■ **Your instructions**
Every record must appear in your copy exactly as written, with no pictures.

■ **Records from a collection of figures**
####################
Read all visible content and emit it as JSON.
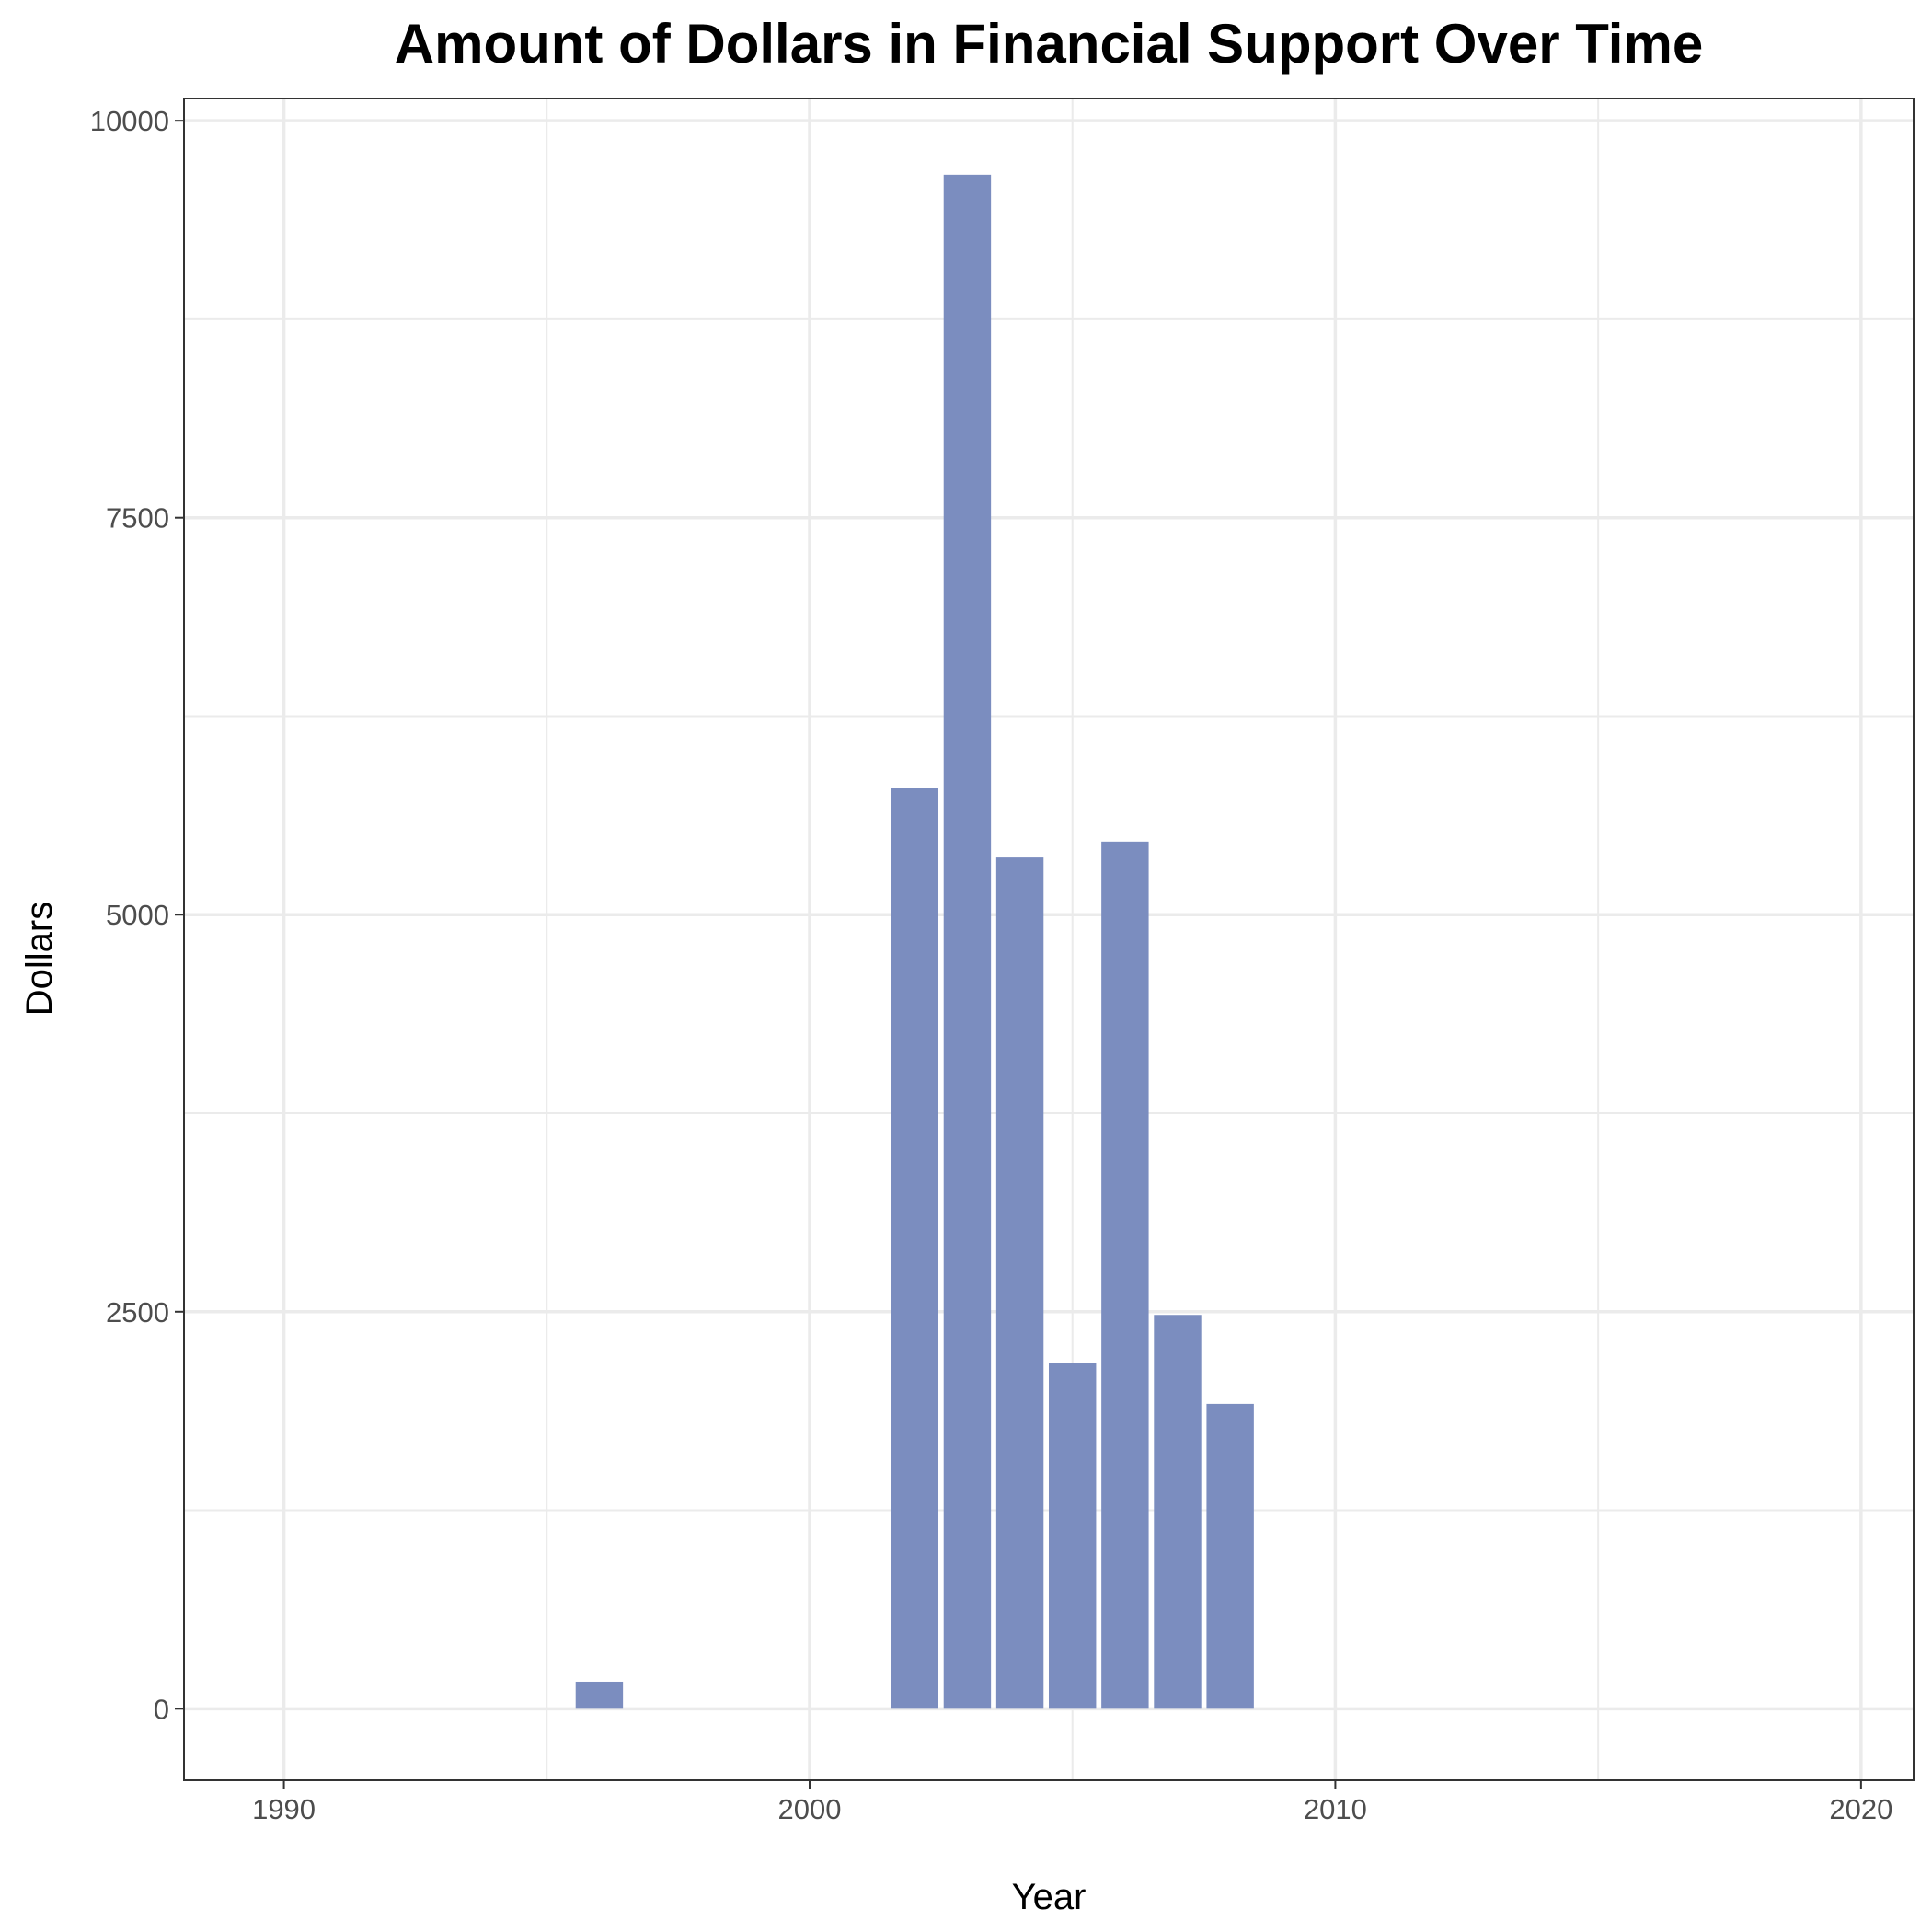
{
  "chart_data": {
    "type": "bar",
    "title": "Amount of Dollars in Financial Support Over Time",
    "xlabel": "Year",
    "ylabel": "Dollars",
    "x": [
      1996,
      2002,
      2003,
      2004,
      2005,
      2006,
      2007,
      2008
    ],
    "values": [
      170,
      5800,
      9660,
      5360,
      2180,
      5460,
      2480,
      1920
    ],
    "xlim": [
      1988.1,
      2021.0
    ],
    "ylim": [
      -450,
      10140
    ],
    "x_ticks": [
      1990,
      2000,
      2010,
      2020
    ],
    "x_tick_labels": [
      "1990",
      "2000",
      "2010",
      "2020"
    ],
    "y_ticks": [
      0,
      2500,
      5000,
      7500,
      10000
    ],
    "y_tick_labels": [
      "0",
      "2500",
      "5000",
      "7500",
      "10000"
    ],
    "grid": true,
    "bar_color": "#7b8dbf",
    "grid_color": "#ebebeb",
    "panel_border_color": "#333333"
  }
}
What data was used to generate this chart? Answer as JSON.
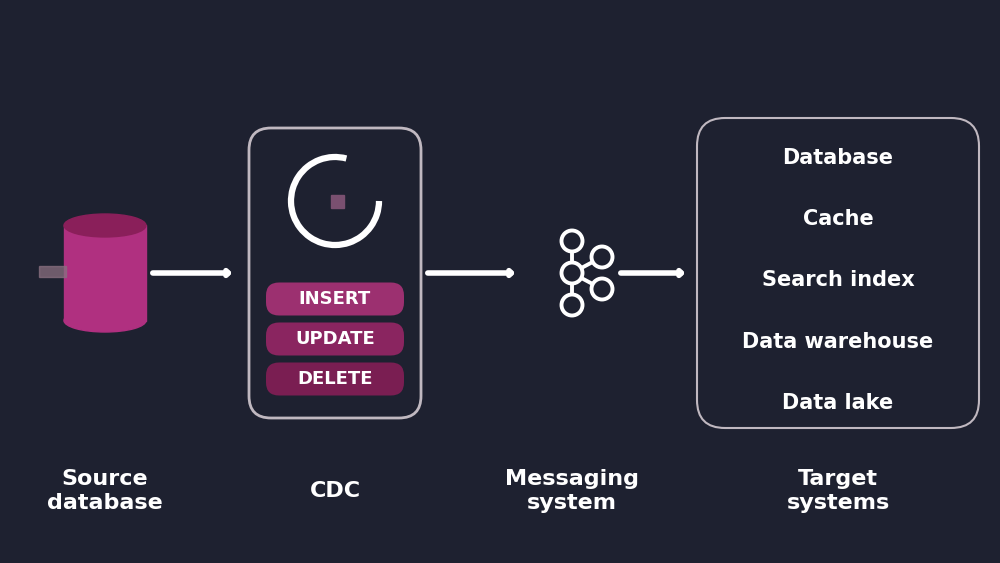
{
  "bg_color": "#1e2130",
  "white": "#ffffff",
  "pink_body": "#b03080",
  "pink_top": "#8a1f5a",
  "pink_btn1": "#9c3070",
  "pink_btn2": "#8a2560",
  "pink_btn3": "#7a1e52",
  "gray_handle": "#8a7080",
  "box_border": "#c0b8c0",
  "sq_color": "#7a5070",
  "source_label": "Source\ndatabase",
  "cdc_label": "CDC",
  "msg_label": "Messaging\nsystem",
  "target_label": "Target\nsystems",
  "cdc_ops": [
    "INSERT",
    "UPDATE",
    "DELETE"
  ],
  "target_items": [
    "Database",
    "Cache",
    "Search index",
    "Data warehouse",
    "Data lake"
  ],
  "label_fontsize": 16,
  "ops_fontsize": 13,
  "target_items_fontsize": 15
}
####################
■ **Solution**
Read all visible content and emit it as JSON.
{
  "chart_data": {
    "type": "bar",
    "title": "Amount of Dollars in Financial Support Over Time",
    "xlabel": "Year",
    "ylabel": "Dollars",
    "x": [
      1996,
      2002,
      2003,
      2004,
      2005,
      2006,
      2007,
      2008
    ],
    "values": [
      170,
      5800,
      9660,
      5360,
      2180,
      5460,
      2480,
      1920
    ],
    "xlim": [
      1988.1,
      2021.0
    ],
    "ylim": [
      -450,
      10140
    ],
    "x_ticks": [
      1990,
      2000,
      2010,
      2020
    ],
    "x_tick_labels": [
      "1990",
      "2000",
      "2010",
      "2020"
    ],
    "y_ticks": [
      0,
      2500,
      5000,
      7500,
      10000
    ],
    "y_tick_labels": [
      "0",
      "2500",
      "5000",
      "7500",
      "10000"
    ],
    "grid": true,
    "bar_color": "#7b8dbf",
    "grid_color": "#ebebeb",
    "panel_border_color": "#333333"
  }
}
What data was used to generate this chart? Answer as JSON.
{
  "bg_color": "#1e2130",
  "white": "#ffffff",
  "pink_body": "#b03080",
  "pink_top": "#8a1f5a",
  "pink_btn1": "#9c3070",
  "pink_btn2": "#8a2560",
  "pink_btn3": "#7a1e52",
  "gray_handle": "#8a7080",
  "box_border": "#c0b8c0",
  "sq_color": "#7a5070",
  "source_label": "Source\ndatabase",
  "cdc_label": "CDC",
  "msg_label": "Messaging\nsystem",
  "target_label": "Target\nsystems",
  "cdc_ops": [
    "INSERT",
    "UPDATE",
    "DELETE"
  ],
  "target_items": [
    "Database",
    "Cache",
    "Search index",
    "Data warehouse",
    "Data lake"
  ],
  "label_fontsize": 16,
  "ops_fontsize": 13,
  "target_items_fontsize": 15
}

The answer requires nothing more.